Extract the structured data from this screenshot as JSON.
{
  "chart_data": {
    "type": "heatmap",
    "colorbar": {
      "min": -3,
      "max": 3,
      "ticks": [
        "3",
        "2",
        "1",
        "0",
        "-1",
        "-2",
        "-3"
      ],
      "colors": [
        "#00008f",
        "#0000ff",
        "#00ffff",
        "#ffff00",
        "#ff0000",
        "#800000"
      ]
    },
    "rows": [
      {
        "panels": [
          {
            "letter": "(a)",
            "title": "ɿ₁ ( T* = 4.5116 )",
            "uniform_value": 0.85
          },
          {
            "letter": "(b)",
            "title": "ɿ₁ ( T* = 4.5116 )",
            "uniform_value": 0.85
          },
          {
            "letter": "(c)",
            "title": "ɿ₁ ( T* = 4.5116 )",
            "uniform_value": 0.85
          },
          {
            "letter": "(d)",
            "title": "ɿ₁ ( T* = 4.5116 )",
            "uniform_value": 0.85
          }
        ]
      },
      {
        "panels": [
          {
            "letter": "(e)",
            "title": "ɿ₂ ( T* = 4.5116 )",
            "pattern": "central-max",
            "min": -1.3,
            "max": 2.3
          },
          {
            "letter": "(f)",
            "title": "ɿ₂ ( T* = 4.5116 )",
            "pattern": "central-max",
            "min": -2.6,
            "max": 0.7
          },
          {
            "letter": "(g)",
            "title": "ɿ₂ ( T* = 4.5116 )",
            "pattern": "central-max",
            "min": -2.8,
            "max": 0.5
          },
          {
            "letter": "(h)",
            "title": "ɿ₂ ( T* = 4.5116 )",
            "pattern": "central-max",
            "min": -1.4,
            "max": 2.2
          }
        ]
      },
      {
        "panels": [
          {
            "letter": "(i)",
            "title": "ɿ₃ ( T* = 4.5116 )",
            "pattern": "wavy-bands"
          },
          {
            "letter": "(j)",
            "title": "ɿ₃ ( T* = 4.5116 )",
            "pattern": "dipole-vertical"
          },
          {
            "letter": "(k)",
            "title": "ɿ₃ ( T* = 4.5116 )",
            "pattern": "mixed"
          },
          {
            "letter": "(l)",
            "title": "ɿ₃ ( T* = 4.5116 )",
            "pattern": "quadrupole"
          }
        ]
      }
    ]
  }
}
-=-=-
**Goal**
Output every entry shown above, exactly.

**The reply**
Extract the structured data from this screenshot as JSON.
{
  "chart_data": {
    "type": "heatmap",
    "colorbar": {
      "min": -3,
      "max": 3,
      "ticks": [
        "3",
        "2",
        "1",
        "0",
        "-1",
        "-2",
        "-3"
      ],
      "colors": [
        "#00008f",
        "#0000ff",
        "#00ffff",
        "#ffff00",
        "#ff0000",
        "#800000"
      ]
    },
    "rows": [
      {
        "panels": [
          {
            "letter": "(a)",
            "title": "ɿ₁ ( T* = 4.5116 )",
            "uniform_value": 0.85
          },
          {
            "letter": "(b)",
            "title": "ɿ₁ ( T* = 4.5116 )",
            "uniform_value": 0.85
          },
          {
            "letter": "(c)",
            "title": "ɿ₁ ( T* = 4.5116 )",
            "uniform_value": 0.85
          },
          {
            "letter": "(d)",
            "title": "ɿ₁ ( T* = 4.5116 )",
            "uniform_value": 0.85
          }
        ]
      },
      {
        "panels": [
          {
            "letter": "(e)",
            "title": "ɿ₂ ( T* = 4.5116 )",
            "pattern": "central-max",
            "min": -1.3,
            "max": 2.3
          },
          {
            "letter": "(f)",
            "title": "ɿ₂ ( T* = 4.5116 )",
            "pattern": "central-max",
            "min": -2.6,
            "max": 0.7
          },
          {
            "letter": "(g)",
            "title": "ɿ₂ ( T* = 4.5116 )",
            "pattern": "central-max",
            "min": -2.8,
            "max": 0.5
          },
          {
            "letter": "(h)",
            "title": "ɿ₂ ( T* = 4.5116 )",
            "pattern": "central-max",
            "min": -1.4,
            "max": 2.2
          }
        ]
      },
      {
        "panels": [
          {
            "letter": "(i)",
            "title": "ɿ₃ ( T* = 4.5116 )",
            "pattern": "wavy-bands"
          },
          {
            "letter": "(j)",
            "title": "ɿ₃ ( T* = 4.5116 )",
            "pattern": "dipole-vertical"
          },
          {
            "letter": "(k)",
            "title": "ɿ₃ ( T* = 4.5116 )",
            "pattern": "mixed"
          },
          {
            "letter": "(l)",
            "title": "ɿ₃ ( T* = 4.5116 )",
            "pattern": "quadrupole"
          }
        ]
      }
    ]
  }
}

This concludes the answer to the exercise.